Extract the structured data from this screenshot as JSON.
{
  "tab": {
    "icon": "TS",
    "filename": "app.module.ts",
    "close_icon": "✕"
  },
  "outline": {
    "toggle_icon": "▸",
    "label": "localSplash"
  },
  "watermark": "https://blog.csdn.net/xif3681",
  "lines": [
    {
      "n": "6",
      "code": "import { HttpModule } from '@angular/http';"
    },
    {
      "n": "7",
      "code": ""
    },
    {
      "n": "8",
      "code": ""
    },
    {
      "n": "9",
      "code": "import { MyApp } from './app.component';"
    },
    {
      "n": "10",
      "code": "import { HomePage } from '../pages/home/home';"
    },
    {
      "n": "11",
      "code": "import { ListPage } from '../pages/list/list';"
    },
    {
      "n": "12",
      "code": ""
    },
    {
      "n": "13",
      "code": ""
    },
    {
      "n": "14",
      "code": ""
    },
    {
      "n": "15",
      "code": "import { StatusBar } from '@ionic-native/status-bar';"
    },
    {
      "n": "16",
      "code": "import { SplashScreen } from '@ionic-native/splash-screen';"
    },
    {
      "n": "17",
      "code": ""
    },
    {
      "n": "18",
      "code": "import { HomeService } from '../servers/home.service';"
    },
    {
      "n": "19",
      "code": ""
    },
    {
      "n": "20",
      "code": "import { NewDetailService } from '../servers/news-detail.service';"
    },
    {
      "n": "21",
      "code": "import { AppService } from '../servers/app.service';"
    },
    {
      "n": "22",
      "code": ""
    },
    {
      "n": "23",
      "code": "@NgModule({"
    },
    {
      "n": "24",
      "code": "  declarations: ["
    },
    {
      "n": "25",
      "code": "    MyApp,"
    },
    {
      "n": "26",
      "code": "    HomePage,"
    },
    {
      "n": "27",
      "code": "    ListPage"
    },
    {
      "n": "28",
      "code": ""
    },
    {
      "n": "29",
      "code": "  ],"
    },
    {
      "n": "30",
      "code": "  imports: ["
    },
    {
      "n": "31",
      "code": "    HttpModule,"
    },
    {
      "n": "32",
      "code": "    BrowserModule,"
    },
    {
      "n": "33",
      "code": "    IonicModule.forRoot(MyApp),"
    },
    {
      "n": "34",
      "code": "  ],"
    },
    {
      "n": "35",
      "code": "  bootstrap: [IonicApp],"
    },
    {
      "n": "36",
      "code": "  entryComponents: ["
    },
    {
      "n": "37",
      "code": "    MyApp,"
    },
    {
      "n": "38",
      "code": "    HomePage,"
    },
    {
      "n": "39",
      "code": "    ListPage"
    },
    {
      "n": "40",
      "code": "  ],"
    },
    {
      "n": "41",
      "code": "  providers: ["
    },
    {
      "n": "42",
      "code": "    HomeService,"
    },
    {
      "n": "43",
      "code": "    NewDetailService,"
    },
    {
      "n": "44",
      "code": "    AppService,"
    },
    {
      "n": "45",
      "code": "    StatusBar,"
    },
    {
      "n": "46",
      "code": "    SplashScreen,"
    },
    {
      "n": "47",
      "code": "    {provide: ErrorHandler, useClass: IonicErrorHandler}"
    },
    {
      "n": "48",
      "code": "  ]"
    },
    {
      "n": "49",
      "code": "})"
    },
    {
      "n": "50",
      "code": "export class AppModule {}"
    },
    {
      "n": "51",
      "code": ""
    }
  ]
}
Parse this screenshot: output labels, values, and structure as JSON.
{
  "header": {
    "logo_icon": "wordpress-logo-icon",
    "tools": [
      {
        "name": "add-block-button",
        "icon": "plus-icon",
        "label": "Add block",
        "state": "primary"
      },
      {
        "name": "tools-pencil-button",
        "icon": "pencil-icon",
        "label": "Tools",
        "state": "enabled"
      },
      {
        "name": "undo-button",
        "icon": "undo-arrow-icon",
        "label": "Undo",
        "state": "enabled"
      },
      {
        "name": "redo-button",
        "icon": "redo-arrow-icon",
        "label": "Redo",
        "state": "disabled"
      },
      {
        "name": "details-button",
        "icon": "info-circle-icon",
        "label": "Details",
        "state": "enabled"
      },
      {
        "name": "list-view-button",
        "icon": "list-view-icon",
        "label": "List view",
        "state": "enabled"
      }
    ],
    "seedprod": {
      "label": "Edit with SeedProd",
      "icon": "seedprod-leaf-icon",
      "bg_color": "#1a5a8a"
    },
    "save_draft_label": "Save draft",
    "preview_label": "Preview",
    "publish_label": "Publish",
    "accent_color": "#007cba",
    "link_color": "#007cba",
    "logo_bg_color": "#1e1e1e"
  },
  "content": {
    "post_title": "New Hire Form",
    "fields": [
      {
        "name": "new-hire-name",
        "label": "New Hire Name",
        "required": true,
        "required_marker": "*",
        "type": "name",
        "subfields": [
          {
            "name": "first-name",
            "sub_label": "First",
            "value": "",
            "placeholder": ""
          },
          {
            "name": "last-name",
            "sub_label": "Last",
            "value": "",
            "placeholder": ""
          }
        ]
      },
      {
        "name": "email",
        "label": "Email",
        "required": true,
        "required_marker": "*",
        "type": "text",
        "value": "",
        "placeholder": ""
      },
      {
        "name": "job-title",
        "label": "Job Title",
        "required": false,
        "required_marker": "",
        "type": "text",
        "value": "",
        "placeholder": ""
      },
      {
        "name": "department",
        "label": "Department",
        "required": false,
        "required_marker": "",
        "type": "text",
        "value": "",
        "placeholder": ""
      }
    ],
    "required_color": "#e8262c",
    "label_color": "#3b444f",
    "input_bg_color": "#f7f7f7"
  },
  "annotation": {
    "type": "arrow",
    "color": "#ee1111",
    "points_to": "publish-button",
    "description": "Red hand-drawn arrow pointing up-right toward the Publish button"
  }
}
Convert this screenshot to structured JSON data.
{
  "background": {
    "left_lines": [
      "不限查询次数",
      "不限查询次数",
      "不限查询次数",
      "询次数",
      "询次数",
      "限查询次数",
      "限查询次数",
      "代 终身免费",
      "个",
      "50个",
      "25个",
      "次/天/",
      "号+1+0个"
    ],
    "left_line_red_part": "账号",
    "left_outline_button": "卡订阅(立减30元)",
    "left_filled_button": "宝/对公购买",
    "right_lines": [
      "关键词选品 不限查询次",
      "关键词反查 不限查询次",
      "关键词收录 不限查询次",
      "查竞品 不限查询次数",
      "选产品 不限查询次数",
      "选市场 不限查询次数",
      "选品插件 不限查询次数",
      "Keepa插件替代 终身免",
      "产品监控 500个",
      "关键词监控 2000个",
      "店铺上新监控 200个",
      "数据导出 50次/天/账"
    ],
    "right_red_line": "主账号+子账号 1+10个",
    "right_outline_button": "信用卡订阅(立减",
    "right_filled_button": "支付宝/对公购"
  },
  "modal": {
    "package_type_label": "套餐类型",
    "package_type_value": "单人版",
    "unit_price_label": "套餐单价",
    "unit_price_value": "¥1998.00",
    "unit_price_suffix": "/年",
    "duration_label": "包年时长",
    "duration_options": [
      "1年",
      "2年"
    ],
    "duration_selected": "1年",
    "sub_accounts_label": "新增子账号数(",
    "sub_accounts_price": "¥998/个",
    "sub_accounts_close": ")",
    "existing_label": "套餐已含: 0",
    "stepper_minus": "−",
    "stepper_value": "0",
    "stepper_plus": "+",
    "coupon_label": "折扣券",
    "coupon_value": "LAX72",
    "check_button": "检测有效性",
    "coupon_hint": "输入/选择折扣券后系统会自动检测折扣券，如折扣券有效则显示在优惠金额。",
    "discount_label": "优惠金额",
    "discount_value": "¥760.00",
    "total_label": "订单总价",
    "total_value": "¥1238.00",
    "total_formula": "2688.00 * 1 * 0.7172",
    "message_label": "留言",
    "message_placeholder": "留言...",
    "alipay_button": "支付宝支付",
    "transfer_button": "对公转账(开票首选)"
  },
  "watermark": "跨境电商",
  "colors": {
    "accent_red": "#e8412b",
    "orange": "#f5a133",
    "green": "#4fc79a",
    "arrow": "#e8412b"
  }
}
* * * * * * *
Problem statement:
Across the entries, how many lines contain "pencil"? Reply with the number only.

Reply to the exercise:
2